> [Challenge] Work out how many lines of the records contain "Microsoft". Answer with the number and nothing else.

> [Stored rows]
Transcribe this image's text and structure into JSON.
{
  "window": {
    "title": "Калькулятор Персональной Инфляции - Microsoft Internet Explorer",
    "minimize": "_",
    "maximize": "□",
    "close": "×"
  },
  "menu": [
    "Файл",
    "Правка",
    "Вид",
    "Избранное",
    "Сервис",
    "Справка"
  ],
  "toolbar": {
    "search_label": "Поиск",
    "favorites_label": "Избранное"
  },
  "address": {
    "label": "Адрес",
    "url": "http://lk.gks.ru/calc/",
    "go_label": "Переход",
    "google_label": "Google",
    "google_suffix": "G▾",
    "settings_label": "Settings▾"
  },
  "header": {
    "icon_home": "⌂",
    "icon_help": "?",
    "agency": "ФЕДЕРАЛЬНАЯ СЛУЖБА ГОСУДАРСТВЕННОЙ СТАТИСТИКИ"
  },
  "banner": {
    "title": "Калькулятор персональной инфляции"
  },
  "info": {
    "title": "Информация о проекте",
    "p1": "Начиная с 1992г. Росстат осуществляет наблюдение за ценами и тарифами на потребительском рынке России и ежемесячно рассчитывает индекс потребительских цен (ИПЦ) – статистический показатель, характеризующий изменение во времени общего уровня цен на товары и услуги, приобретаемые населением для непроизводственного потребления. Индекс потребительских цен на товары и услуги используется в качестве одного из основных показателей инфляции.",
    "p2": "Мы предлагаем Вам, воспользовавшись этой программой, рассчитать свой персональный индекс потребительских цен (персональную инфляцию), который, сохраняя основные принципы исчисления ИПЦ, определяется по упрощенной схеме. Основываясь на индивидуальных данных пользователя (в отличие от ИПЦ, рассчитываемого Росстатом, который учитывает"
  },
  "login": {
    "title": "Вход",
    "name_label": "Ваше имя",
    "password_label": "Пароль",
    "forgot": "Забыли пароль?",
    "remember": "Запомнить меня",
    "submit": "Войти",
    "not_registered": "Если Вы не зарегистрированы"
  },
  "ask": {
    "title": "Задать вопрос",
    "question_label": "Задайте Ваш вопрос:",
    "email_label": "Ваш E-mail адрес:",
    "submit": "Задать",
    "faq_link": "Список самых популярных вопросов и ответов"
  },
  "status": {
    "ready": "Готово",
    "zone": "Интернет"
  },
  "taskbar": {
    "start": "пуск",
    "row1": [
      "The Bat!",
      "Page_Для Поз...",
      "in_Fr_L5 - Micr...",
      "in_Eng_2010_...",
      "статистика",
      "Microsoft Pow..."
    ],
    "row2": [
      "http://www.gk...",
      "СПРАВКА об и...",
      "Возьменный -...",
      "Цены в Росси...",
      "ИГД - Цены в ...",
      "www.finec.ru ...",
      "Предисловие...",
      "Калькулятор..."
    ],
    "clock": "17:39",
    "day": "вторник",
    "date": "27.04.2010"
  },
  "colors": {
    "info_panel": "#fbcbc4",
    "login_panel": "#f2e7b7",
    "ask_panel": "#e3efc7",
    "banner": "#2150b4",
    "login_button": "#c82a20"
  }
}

> [Result] 2